TASK |
Using the listing below, extract each line that has the word "Accuracy" in it.

GIVEN RECORDS |
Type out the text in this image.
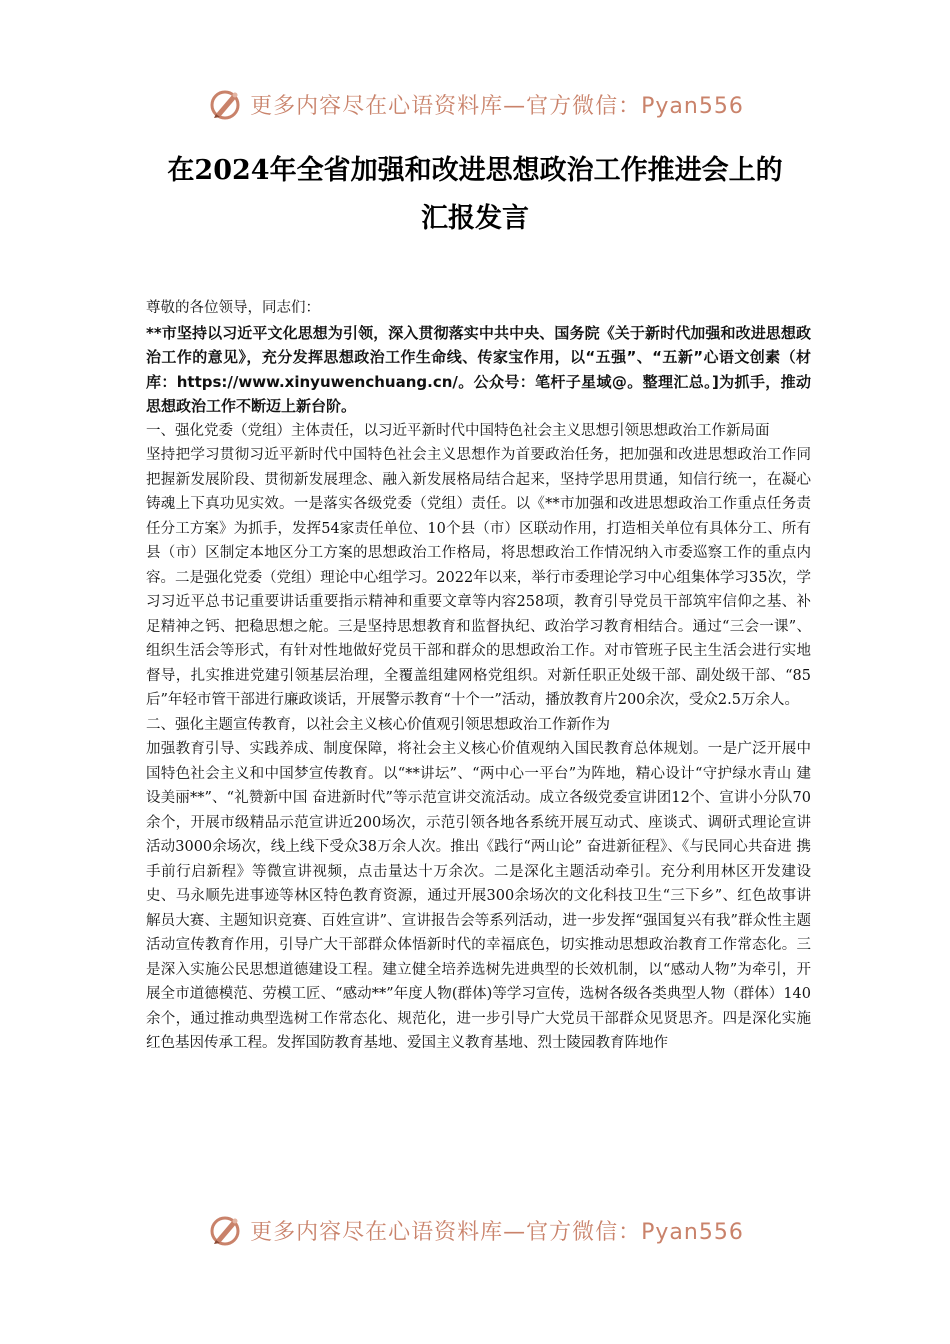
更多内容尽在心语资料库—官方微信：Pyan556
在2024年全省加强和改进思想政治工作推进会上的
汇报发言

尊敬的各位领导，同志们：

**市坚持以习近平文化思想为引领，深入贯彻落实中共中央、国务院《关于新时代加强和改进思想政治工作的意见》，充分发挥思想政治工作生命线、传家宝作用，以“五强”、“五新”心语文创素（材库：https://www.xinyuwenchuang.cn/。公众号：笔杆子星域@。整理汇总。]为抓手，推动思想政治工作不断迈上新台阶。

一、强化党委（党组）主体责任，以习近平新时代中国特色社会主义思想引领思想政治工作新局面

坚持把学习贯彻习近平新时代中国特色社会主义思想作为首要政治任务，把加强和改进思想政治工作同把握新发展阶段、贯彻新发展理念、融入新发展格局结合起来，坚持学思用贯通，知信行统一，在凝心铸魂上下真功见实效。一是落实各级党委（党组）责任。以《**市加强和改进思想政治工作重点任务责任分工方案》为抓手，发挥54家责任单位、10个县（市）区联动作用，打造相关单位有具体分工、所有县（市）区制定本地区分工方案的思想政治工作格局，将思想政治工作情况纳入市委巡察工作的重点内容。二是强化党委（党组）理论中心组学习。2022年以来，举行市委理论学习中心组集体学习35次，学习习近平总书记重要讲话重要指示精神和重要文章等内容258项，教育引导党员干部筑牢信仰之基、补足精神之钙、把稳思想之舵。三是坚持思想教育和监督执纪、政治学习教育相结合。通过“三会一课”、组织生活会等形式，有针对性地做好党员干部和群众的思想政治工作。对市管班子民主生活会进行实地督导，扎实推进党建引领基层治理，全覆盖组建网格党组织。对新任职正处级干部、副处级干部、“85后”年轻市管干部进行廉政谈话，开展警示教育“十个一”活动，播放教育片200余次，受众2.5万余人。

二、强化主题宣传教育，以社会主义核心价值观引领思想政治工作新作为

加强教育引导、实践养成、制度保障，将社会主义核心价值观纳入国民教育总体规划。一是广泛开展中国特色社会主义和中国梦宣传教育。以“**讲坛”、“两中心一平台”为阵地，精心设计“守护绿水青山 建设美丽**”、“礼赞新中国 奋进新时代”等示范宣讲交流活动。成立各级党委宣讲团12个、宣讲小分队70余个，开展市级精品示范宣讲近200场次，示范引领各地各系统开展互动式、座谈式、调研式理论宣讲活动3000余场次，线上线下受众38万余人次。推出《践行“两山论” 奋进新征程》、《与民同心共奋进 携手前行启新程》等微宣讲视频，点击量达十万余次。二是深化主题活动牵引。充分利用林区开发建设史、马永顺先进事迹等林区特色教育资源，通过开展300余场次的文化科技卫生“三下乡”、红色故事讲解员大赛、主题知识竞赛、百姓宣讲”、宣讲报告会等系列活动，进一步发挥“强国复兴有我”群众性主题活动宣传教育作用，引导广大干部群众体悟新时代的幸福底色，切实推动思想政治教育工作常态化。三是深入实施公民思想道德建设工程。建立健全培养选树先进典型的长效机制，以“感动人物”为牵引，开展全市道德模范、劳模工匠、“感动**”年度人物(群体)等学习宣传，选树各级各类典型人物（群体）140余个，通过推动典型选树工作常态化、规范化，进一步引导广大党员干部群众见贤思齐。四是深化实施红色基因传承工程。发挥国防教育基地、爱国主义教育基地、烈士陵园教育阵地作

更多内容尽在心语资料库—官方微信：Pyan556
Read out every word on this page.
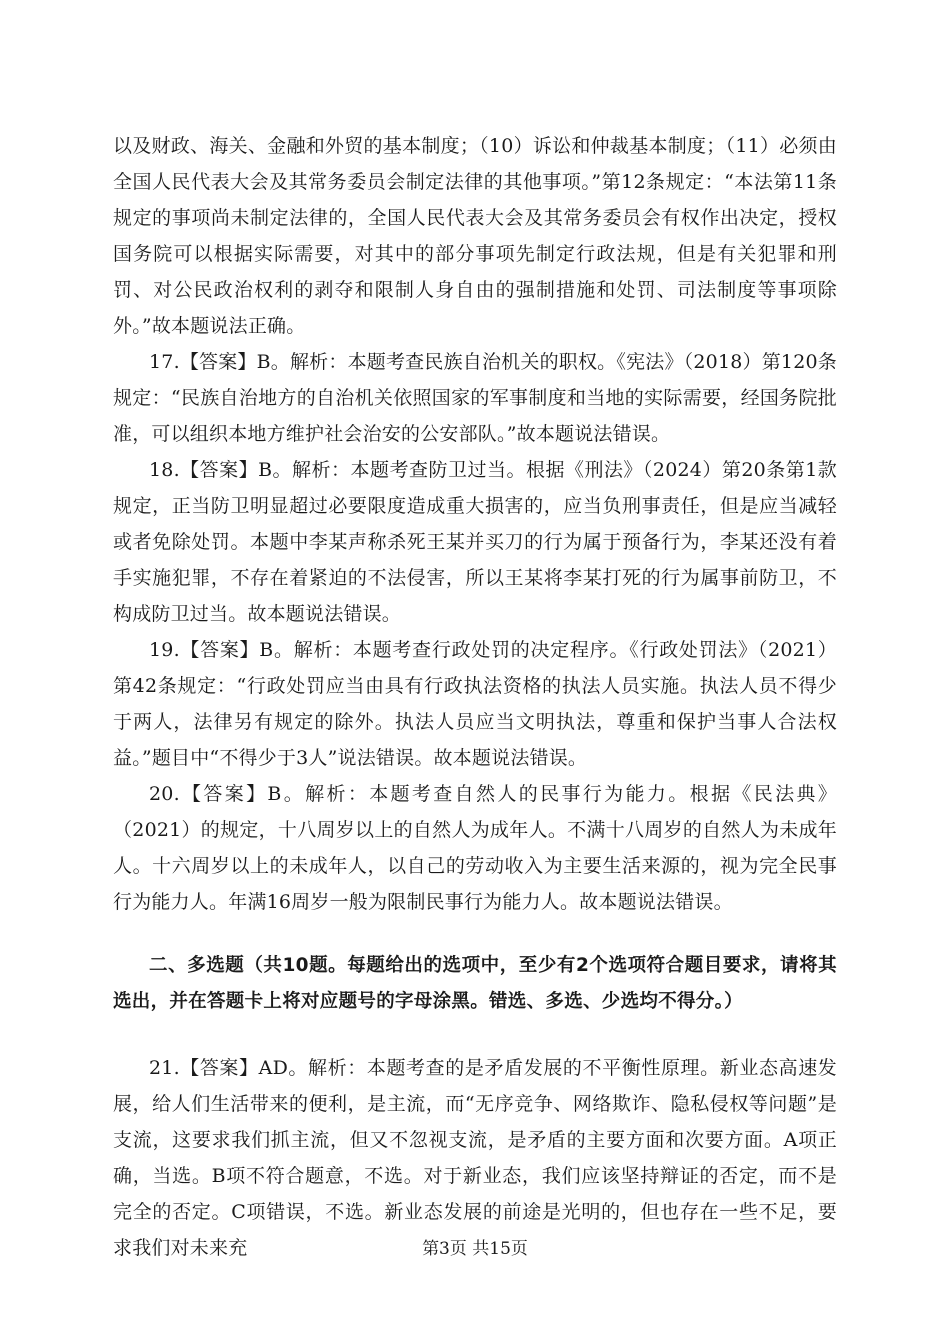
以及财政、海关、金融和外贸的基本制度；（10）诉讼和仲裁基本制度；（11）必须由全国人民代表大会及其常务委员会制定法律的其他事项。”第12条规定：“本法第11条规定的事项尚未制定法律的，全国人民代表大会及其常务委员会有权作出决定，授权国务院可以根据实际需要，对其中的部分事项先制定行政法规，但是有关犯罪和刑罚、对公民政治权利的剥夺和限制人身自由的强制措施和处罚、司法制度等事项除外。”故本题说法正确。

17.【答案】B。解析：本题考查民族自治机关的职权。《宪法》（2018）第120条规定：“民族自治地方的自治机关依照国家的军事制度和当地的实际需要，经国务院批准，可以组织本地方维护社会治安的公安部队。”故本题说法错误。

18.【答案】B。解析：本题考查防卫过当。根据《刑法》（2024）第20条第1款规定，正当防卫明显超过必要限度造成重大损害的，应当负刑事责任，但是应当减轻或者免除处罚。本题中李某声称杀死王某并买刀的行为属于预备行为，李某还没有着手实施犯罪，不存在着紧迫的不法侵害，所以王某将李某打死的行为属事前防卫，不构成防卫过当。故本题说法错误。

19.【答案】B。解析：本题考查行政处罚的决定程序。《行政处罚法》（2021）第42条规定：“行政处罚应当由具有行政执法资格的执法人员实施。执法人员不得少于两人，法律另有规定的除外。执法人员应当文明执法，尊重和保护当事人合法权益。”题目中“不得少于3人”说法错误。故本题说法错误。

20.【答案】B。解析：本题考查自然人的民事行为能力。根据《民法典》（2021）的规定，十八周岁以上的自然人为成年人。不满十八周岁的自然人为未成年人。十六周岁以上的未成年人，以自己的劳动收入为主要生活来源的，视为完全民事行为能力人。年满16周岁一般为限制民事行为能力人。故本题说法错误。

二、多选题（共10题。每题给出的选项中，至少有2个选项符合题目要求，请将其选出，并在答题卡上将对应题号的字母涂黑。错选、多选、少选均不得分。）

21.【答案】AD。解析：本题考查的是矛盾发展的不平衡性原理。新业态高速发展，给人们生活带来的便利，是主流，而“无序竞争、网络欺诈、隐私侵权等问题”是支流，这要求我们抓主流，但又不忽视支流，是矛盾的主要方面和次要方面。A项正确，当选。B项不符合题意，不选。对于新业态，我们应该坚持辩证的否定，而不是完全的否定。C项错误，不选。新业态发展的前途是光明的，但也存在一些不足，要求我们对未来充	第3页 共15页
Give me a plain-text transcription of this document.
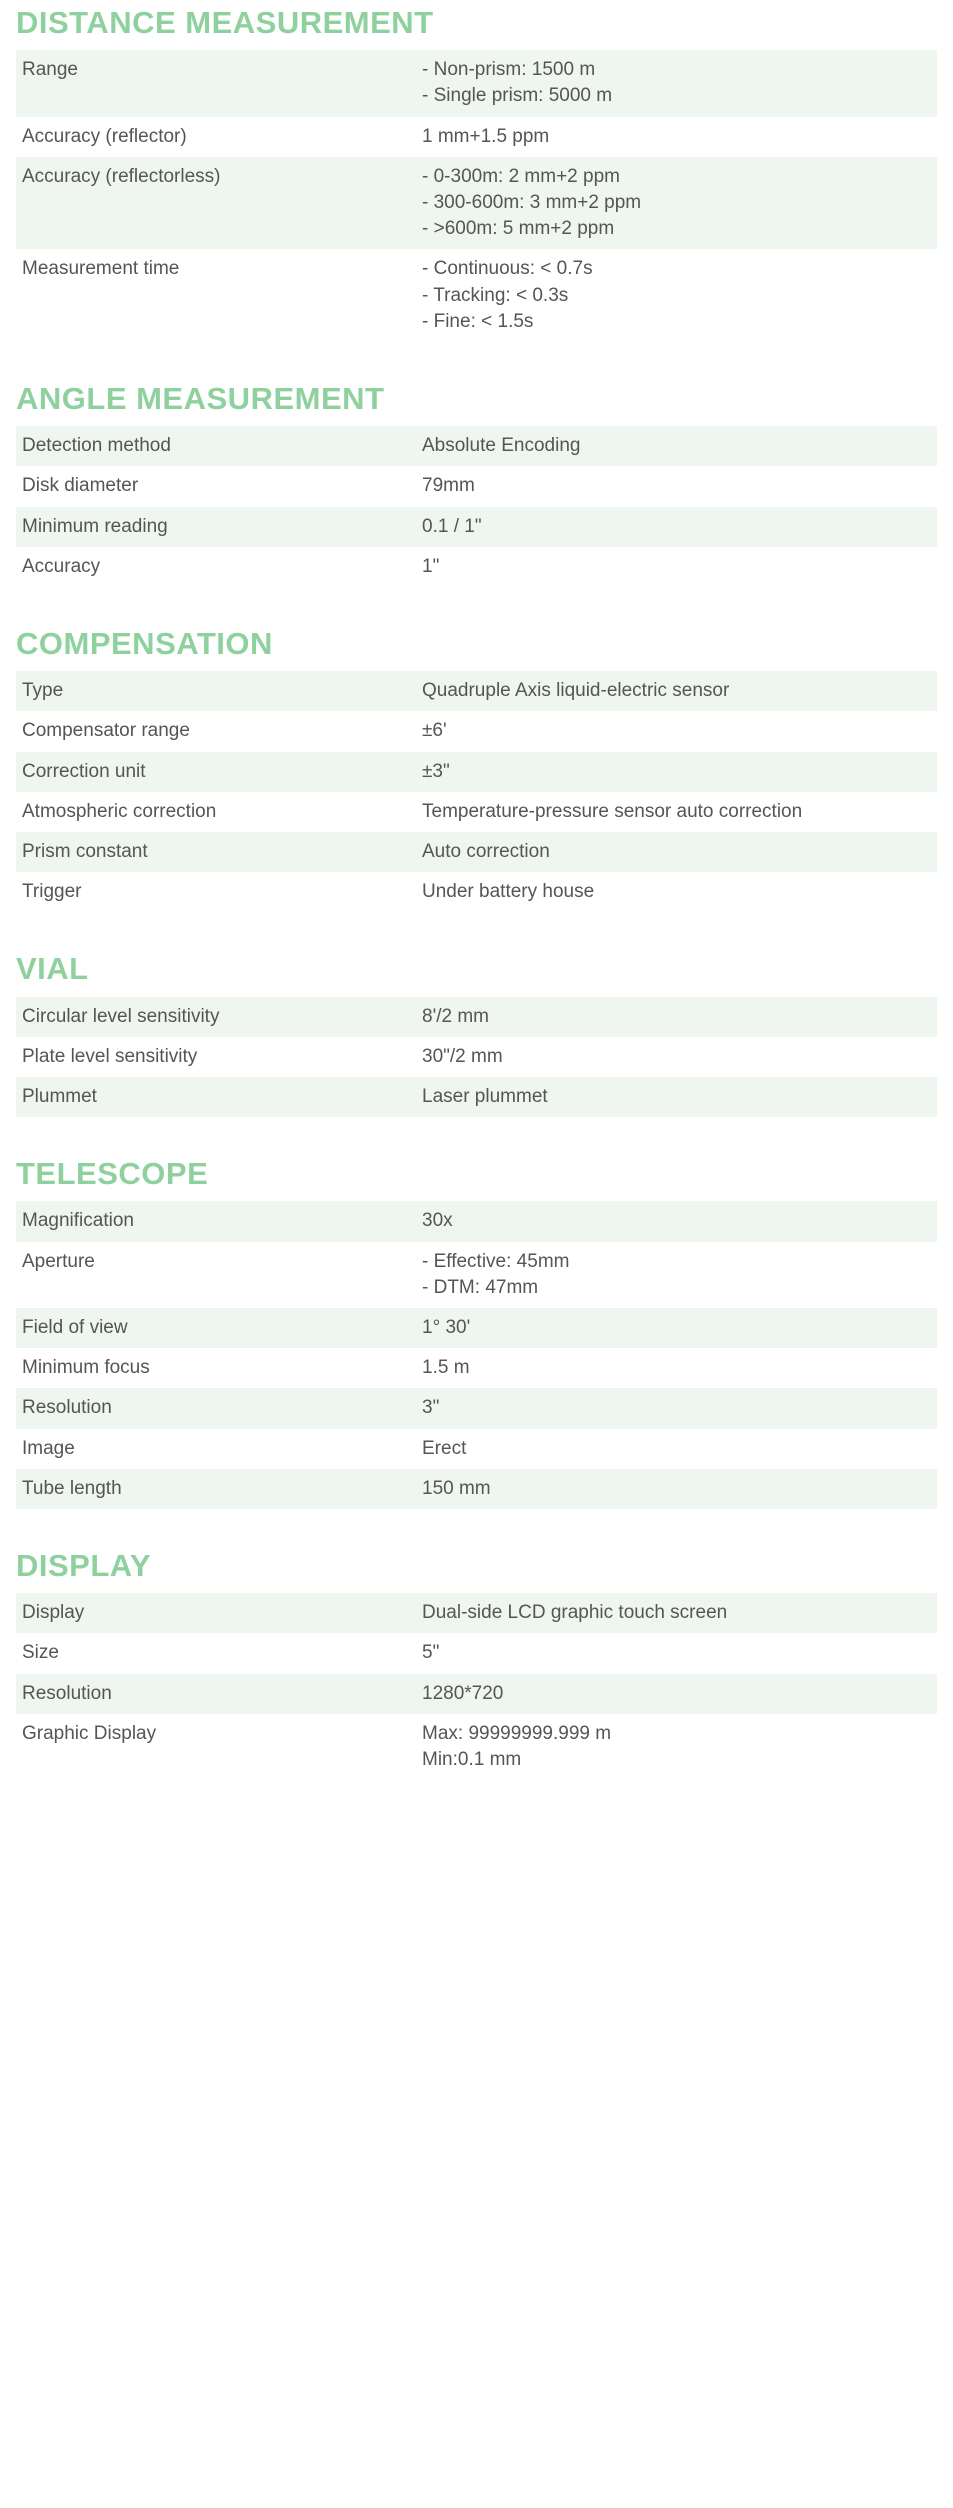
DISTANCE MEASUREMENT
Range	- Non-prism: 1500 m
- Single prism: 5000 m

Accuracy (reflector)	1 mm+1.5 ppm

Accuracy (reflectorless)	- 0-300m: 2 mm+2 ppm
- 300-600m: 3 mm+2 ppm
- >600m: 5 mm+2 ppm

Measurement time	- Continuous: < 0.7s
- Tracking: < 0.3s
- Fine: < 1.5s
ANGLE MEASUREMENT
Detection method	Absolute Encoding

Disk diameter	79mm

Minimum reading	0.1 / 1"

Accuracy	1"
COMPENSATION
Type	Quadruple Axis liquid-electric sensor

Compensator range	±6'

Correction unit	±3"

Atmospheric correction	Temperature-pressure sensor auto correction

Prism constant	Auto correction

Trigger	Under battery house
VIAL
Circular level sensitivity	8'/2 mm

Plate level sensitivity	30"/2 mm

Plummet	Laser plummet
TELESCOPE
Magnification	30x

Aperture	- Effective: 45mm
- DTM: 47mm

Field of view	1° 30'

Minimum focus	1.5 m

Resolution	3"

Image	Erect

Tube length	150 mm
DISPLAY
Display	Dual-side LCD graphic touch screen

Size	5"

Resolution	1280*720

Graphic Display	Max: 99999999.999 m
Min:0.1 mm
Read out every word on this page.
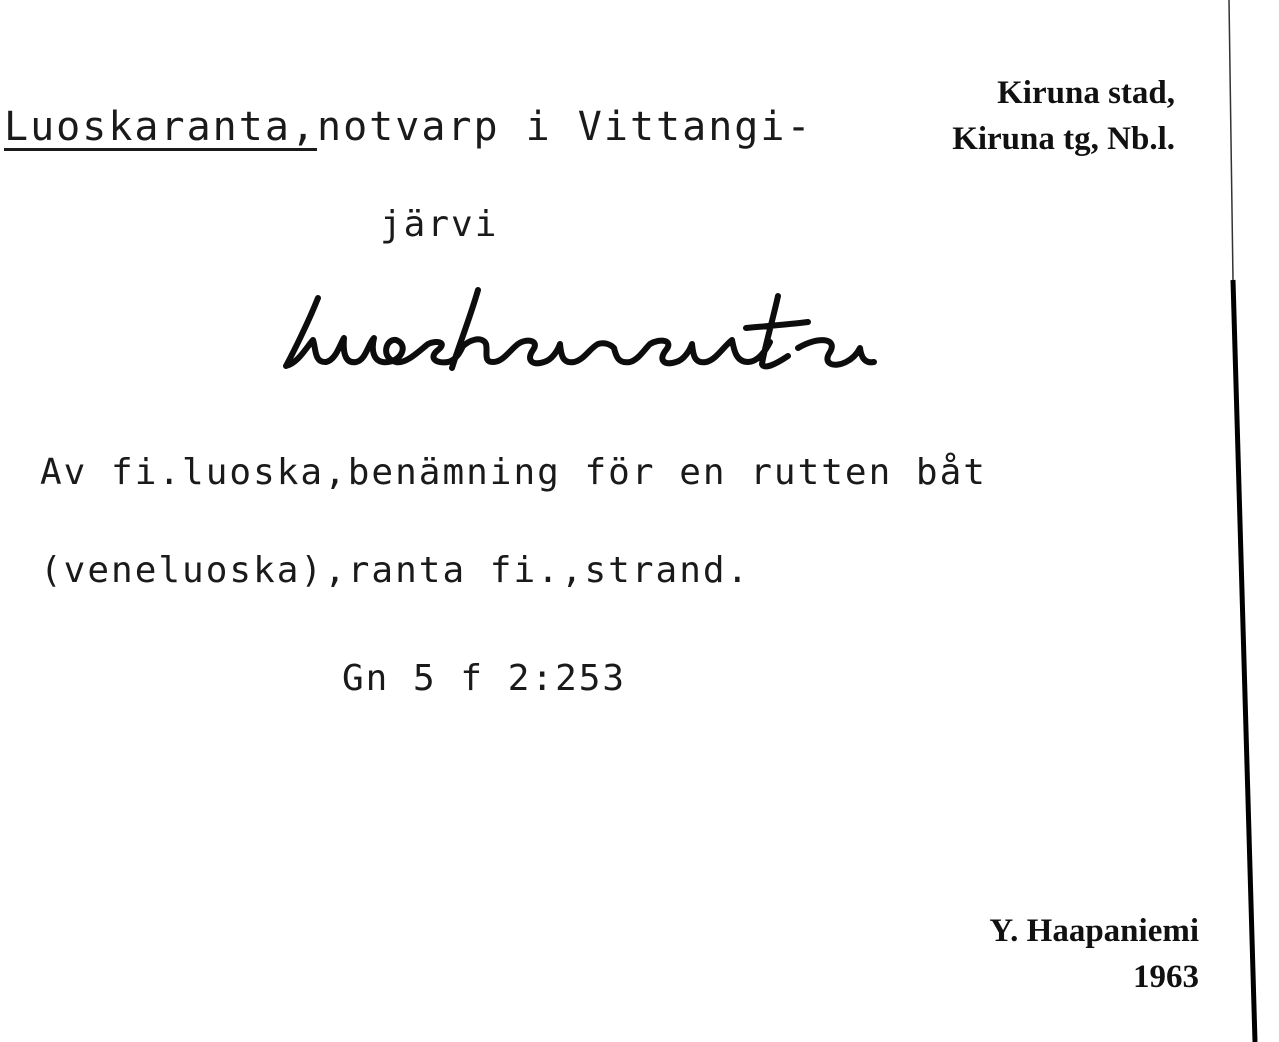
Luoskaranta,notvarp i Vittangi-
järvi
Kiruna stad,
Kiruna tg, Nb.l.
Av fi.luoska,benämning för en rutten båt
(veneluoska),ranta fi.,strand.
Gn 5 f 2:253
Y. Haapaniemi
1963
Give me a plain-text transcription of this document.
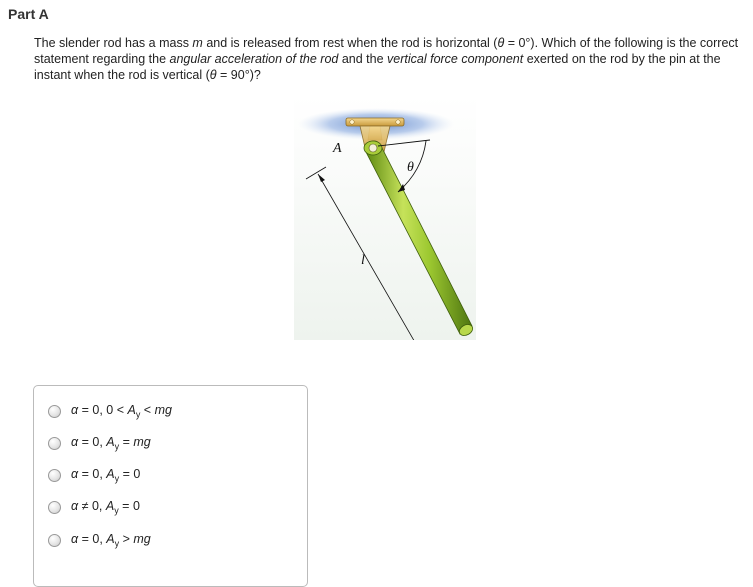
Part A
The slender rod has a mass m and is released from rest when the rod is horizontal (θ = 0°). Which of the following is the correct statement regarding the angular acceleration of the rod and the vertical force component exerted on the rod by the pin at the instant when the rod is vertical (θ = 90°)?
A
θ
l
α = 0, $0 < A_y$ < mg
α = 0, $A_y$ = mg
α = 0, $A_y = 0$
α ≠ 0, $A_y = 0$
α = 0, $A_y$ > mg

EXERCISE ANSWER |
Accuracy (reflector)	1 mm+1.5 ppm
Accuracy (reflectorless)	- 0-300m: 2 mm+2 ppm
Accuracy	1"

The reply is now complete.